# Consigne écrite A:
Pour chacune des affirmations suivantes, indiquez par oui ou par non si elle concorde avec l'extrait sur Napoléon, en citant les mots décisifs de celui-ci.
(i) Le legs de Martial Lapeyre s'élevait à environ 260 millions de francs.
(ii) Le texte de Loïck Bouvier s'intitule « 100 ans de combat ».
(iii) Martial Lapeyre est présenté comme un historien.
# Consigne écrite B:
Répondez brièvement à ces questions sur l'extrait sur Napoléon :
(i) De quelle force est le vent évoqué dans la première phrase ?
(ii) Quelle date est associée à la journée des vainqueurs ?
(iii) Dans quelle décennie Martial Lapeyre a-t-il fait son legs ?
# Consigne écrite C:
Rédigez la suite de l'extrait sur Napoléon, en reprenant après sa dernière phrase.

# Extrait du document:
-------------------------
C’est un vent de force 10 qui vient de souffler avec ce texte de Loïck Bouvier, « 200 ans de combat ». Texte courageux, qui ose dénoncer une vérité soigneusement étouffée, dont le grand public n’a pas conscience : l’histoire de Napoléon et du Premier Empire que l’on nous sert en France est celle racontée, depuis effectivement deux siècles, par les vainqueurs de la journée du 18 juin 1815, avec la bénédiction tacite de la Fondation Napoléon.
Sur, et surtout contre Napoléon, on a le droit de tout écrire : l’Ogre, l’Attila du XIXe siècle, qui se goberge en déambulant parmi les blessés des champs de batailles, le massacreur impénitent, le despote même pas éclairé, la brute misogyne, l’esclavagiste, le fauteur de guerre dément, le « nabot » (appellation contrôlée), le boucher, et j’en passe, bref le fléau qui a entraîné la France et l’Europe dans ces guerres sanglantes auxquelles « on » a donné son nom.
En titrant son texte « 200 ans de combat », Loïck Bouvier a parfaitement résumé la situation, et comme il prend soin de désigner les coupables, nous n’ignorons plus rien des responsables de cette manipulation magistrale.
Il faut du courage – et je suis bien placé pour savoir qu’il n’en manque pas – pour tenir semblables propos sur des institutions hypocrites dont les dirigeants semblent avoir oublié pourquoi, dans les années 80, un industriel nommé Martial Lapeyre, grand admirateur de Napoléon, a fait un legs de quelque 260 millions de francs (« lourds », donc) au « Souvenir Napoléonien », ce qui a permis la création de la Fondation.
-------------------------
Entrées répertoriées dans un jeu de données:
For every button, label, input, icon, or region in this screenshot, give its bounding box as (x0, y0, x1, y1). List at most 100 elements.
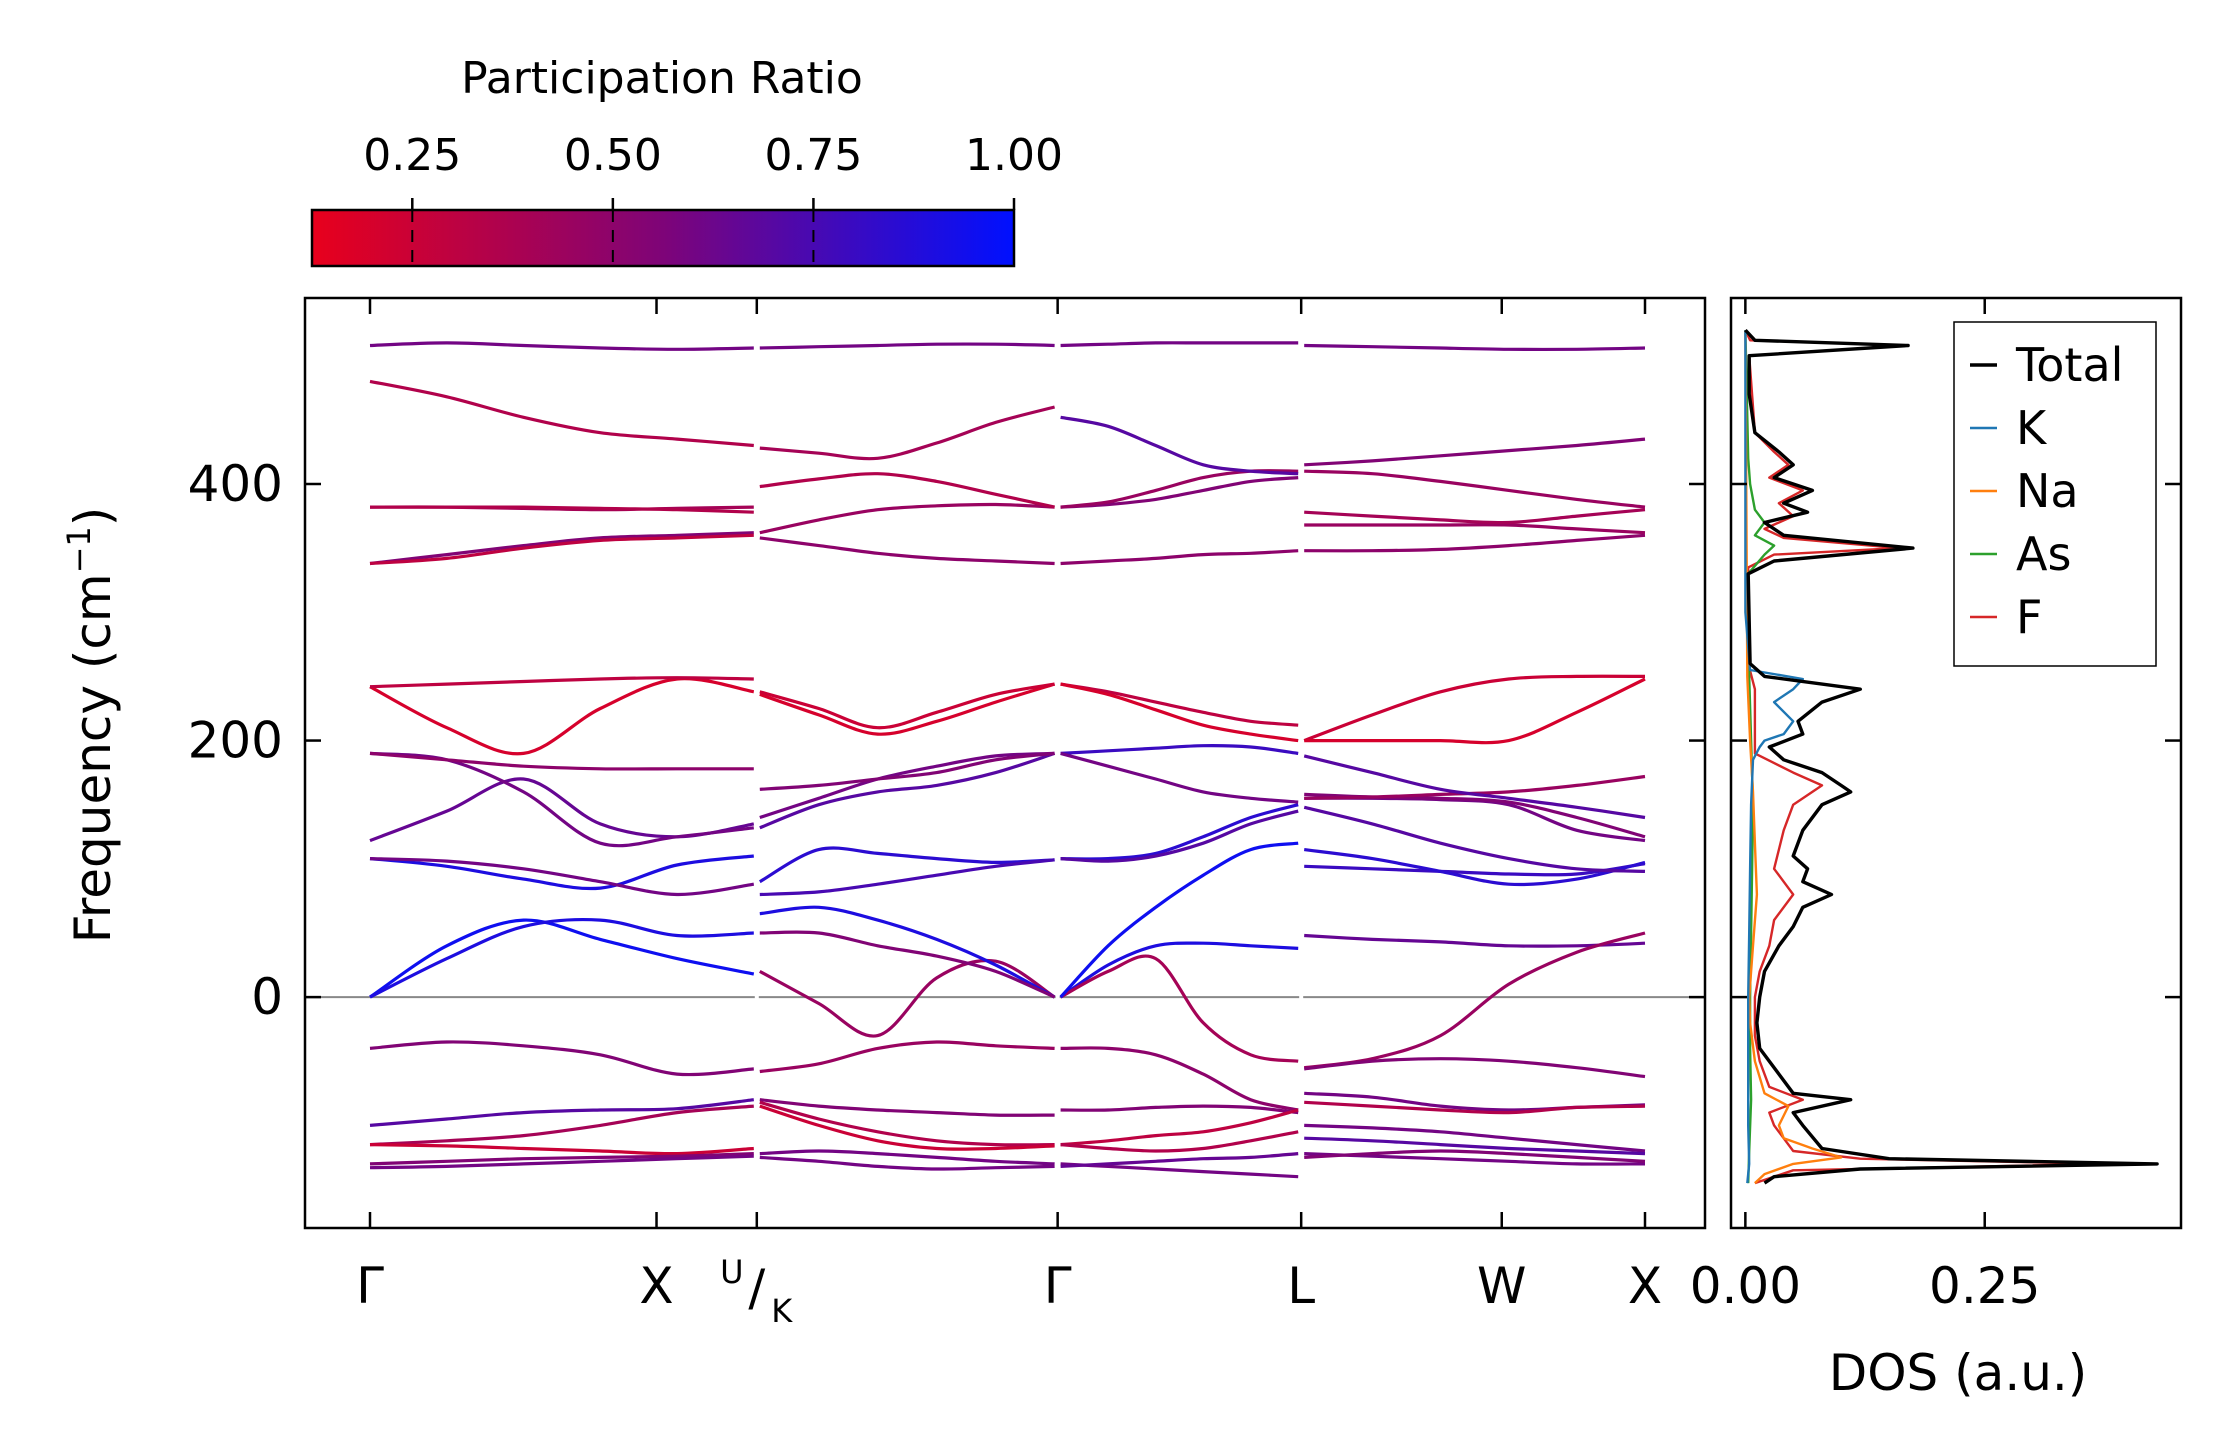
legend-label-as: As (2016, 527, 2071, 581)
band-structure-panel: 0 200 400 Γ X U / K Γ L W X Frequency (cm−1) (60, 296, 1707, 1330)
band-line (1060, 469, 1299, 509)
colorbar-tick-label: 0.75 (764, 130, 862, 181)
colorbar-tick-label: 0.50 (564, 130, 662, 181)
high-symmetry-label: L (1287, 1257, 1315, 1315)
band-line (369, 1104, 754, 1147)
band-line (1304, 1100, 1646, 1115)
band-line (759, 858, 1055, 897)
phonon-bands (369, 341, 1646, 1179)
band-line (1060, 549, 1299, 566)
dos-y-ticks (1731, 482, 2181, 999)
band-line (1303, 754, 1646, 820)
band-line (369, 379, 754, 448)
dos-x-tick-label: 0.25 (1929, 1257, 2040, 1315)
band-line (1060, 476, 1299, 509)
band-line (369, 531, 754, 566)
band-line (759, 682, 1056, 736)
band-line (1060, 1130, 1299, 1153)
colorbar-title: Participation Ratio (461, 53, 863, 104)
band-line (1303, 805, 1646, 873)
band-line (759, 536, 1055, 566)
high-symmetry-label: Γ (356, 1257, 384, 1315)
y-axis-label-close: ) (64, 507, 122, 527)
band-y-tick-label: 0 (251, 968, 283, 1026)
band-line (1060, 744, 1299, 755)
colorbar-ticks (411, 198, 1016, 266)
band-line (1059, 941, 1299, 999)
band-line (1059, 841, 1299, 999)
band-line (759, 1040, 1055, 1074)
band-line (759, 682, 1055, 730)
colorbar-tick-labels: 0.25 0.50 0.75 1.00 (363, 130, 1063, 181)
legend-label-total: Total (2015, 338, 2123, 392)
band-line (369, 751, 754, 771)
dos-line-na (1744, 330, 1843, 1184)
band-line (1304, 1152, 1646, 1166)
band-line (759, 751, 1056, 830)
band-line (1060, 809, 1299, 863)
band-line (1060, 1108, 1299, 1147)
band-line (759, 846, 1055, 884)
colorbar-tick-label: 0.25 (363, 130, 461, 181)
band-line (1304, 933, 1646, 948)
band-line (369, 1154, 754, 1170)
colorbar-gradient (310, 208, 1016, 268)
band-line (1304, 523, 1646, 535)
band-line (759, 1155, 1055, 1171)
band-line (1060, 341, 1299, 348)
band-line (759, 930, 1056, 999)
band-axes-frame (303, 296, 1707, 1230)
band-line (1304, 1123, 1646, 1153)
band-y-tick-label: 400 (188, 455, 283, 513)
band-line (369, 341, 754, 351)
band-line (369, 1098, 754, 1127)
band-line (1304, 343, 1646, 352)
band-line (369, 777, 755, 843)
dos-panel: 0.00 0.25 DOS (a.u.) Total K Na As F (1690, 296, 2183, 1402)
band-line (759, 1098, 1055, 1117)
dos-line-as (1744, 330, 1776, 1184)
dos-series (1744, 328, 2159, 1185)
band-line (369, 854, 754, 891)
colorbar: Participation Ratio 0.25 0.50 0.75 1.00 (310, 53, 1063, 268)
band-line (1303, 931, 1646, 1070)
dos-line-total (1744, 328, 2159, 1185)
band-line (1304, 792, 1646, 839)
band-line (369, 533, 754, 566)
band-line (1060, 1104, 1299, 1115)
band-line (759, 751, 1055, 820)
dos-line-k (1744, 330, 1804, 1184)
legend-label-f: F (2016, 590, 2042, 644)
band-line (1059, 954, 1299, 1063)
band-line (369, 676, 754, 689)
high-symmetry-label-separator: / (748, 1259, 765, 1317)
band-line (369, 918, 755, 999)
band-line (369, 1143, 754, 1156)
band-line (1304, 533, 1646, 553)
band-line (759, 1104, 1055, 1151)
y-axis-label: Frequency (cm−1) (60, 507, 122, 944)
high-symmetry-label: Γ (1044, 1257, 1072, 1315)
legend-label-k: K (2016, 401, 2048, 455)
band-line (1060, 682, 1299, 727)
band-line (1304, 677, 1646, 745)
band-line (759, 472, 1055, 509)
band-line (369, 677, 755, 756)
band-line (759, 1100, 1055, 1147)
band-line (1060, 1152, 1299, 1168)
y-axis-label-main: Frequency (cm (64, 573, 122, 943)
band-line (759, 405, 1056, 461)
band-x-ticks: Γ X U / K Γ L W X (356, 298, 1662, 1330)
band-line (1304, 437, 1646, 467)
band-line (369, 1040, 754, 1077)
y-axis-label-sup: −1 (60, 526, 98, 573)
dos-x-ticks: 0.00 0.25 (1690, 298, 2040, 1315)
band-line (1303, 674, 1646, 743)
legend-frame (1953, 321, 2157, 667)
high-symmetry-label: W (1477, 1257, 1526, 1315)
dos-x-axis-label: DOS (a.u.) (1829, 1344, 2088, 1402)
band-line (1060, 1162, 1299, 1179)
high-symmetry-label: X (639, 1257, 673, 1315)
band-line (1060, 415, 1299, 476)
-------------------------
# Résultat A:
(i) Oui : « un legs de quelque 260 millions de francs ».
(ii) Non : « 200 ans de combat ».
(iii) Non : « un industriel nommé Martial Lapeyre ».

# Résultat B:
(i) Force 10.
(ii) Le 18 juin 1815.
(iii) Les années 80.

# Résultat C:
Ce n’est certainement pas pour nous donner à entendre des propos obscènes sur l’anatomie de l’Empereur (que je ne restitue pas par décence, et respect pour l’homme, je parle de Napoléon, évidemment), pas pour que nous puissions nous « gargariser » de coucheries, pas pour entendre que son génie n’est que « surprise et propagande » – l’auteur se reconnaîtra aisément s’il lit ou si de petites mains lui font leur rapport – ni que sa conception de la guerre ressortit davantage au poker qu’aux échecs, etc. etc.
La liste est longue.
À « la manœuvre », cette institution déjà nommée, que le texte étrille. Ses dirigeants ont pris en main l’histoire de Napoléon et du Premier Empire, régnant sur elle sans partage. Ils s’insinuent partout, fermant toutes les voies d’accès, jugent, tranchent, font barrage aux « outsiders », décident de ce qui est bien – c’est-à-dire eux-mêmes – et ne l’est pas – les autres – décrètent ce que l’on peut publier – leurs ouvrages – et ce qui doit être bloqué – ceux des autres, n’hésitent pas à ridiculiser des hommes de bien, comme le Canadien Ben Weider, fondateur de la Société Napoléonienne Internationale de Montréal, décrit avec mépris comme « le fabricant d’articles de sport », promouvant son « monstre du Loch Ness » – entendez l’empoisonnement de Napoléon – et à tenir pour quantité négligeable les travaux des scientifiques éminents reconnus par leurs pairs du monde entier, mais qui se refusent à cautionner ce qu’il faut bien nommer leurs « magouilles ».
À la Fondation, on est historien et scientifique de haut niveau !
Les mêmes ont investi l’édition, bloquant les livres qui ne sont pas conformes à leur doxa personnelle, la presse : certains journalistes, qui leur mangent dans la main, se sont faits servilement leur porte-parole ou leur porte-voix. Les exemples ne manquent pas. D’où une information biaisée, manipulée, comme l’a bien montré l’affaire de l’empoisonnement de Napoléon dans laquelle ils ont donné leur pleine mesure de nuisance et de mauvaise foi. De grossièreté aussi.
Ce triste tableau est, si j’ose écrire, l’œuvre de la Fondation Napoléon, dont le dernier exploit en date est d’avoir publié, aux éditions Perrin, l’un de leurs bastions éditoriaux, un « digest » du Mémorial de Sainte-Hélène, réalisé à partir du manuscrit – original, oui, oui – débusqué à Londres, et censé, avec ses 800 petites pages, remplacer l’œuvre magistrale, sinon parfaite, de Las Cases forte de ses presque deux mille pages.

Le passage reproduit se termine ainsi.